*TASK*: Transcribe the full listing exactly, and drop every picture.

*SUPPLIED INFORMATION*:
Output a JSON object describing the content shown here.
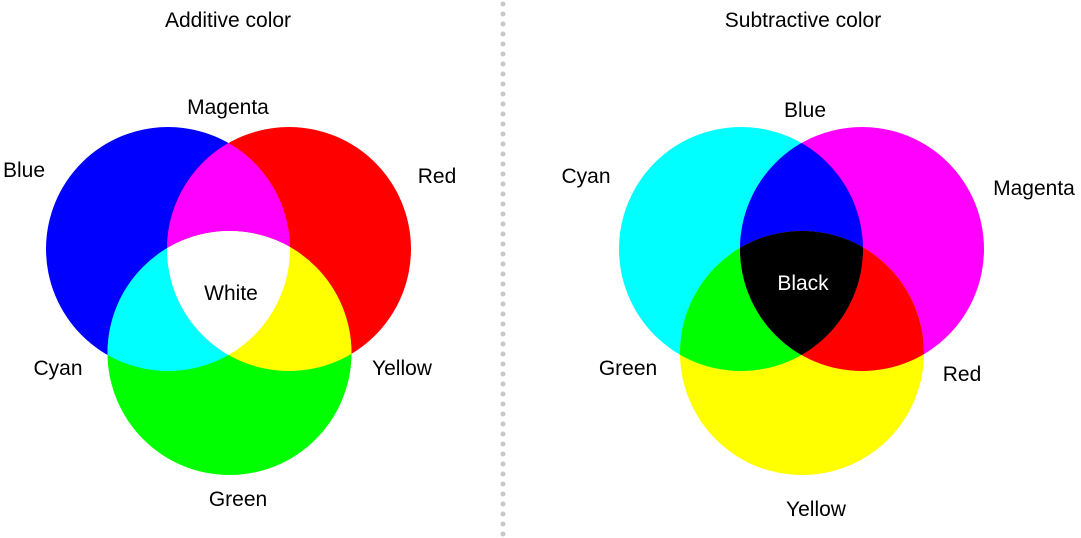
{
  "additive": {
    "title": "Additive color",
    "primaries": [
      {
        "label": "Blue",
        "color": "#0000ff"
      },
      {
        "label": "Red",
        "color": "#ff0000"
      },
      {
        "label": "Green",
        "color": "#00ff00"
      }
    ],
    "mixes": [
      {
        "label": "Magenta",
        "color": "#ff00ff"
      },
      {
        "label": "Cyan",
        "color": "#00ffff"
      },
      {
        "label": "Yellow",
        "color": "#ffff00"
      }
    ],
    "center": {
      "label": "White",
      "color": "#ffffff"
    }
  },
  "subtractive": {
    "title": "Subtractive color",
    "primaries": [
      {
        "label": "Cyan",
        "color": "#00ffff"
      },
      {
        "label": "Magenta",
        "color": "#ff00ff"
      },
      {
        "label": "Yellow",
        "color": "#ffff00"
      }
    ],
    "mixes": [
      {
        "label": "Blue",
        "color": "#0000ff"
      },
      {
        "label": "Green",
        "color": "#00ff00"
      },
      {
        "label": "Red",
        "color": "#ff0000"
      }
    ],
    "center": {
      "label": "Black",
      "color": "#000000"
    }
  },
  "divider_color": "#c8c8c8"
}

*ANSWER TO THE EXERCISE*:
Output a JSON object describing the content shown here.
{
  "additive": {
    "title": "Additive color",
    "primaries": [
      {
        "label": "Blue",
        "color": "#0000ff"
      },
      {
        "label": "Red",
        "color": "#ff0000"
      },
      {
        "label": "Green",
        "color": "#00ff00"
      }
    ],
    "mixes": [
      {
        "label": "Magenta",
        "color": "#ff00ff"
      },
      {
        "label": "Cyan",
        "color": "#00ffff"
      },
      {
        "label": "Yellow",
        "color": "#ffff00"
      }
    ],
    "center": {
      "label": "White",
      "color": "#ffffff"
    }
  },
  "subtractive": {
    "title": "Subtractive color",
    "primaries": [
      {
        "label": "Cyan",
        "color": "#00ffff"
      },
      {
        "label": "Magenta",
        "color": "#ff00ff"
      },
      {
        "label": "Yellow",
        "color": "#ffff00"
      }
    ],
    "mixes": [
      {
        "label": "Blue",
        "color": "#0000ff"
      },
      {
        "label": "Green",
        "color": "#00ff00"
      },
      {
        "label": "Red",
        "color": "#ff0000"
      }
    ],
    "center": {
      "label": "Black",
      "color": "#000000"
    }
  },
  "divider_color": "#c8c8c8"
}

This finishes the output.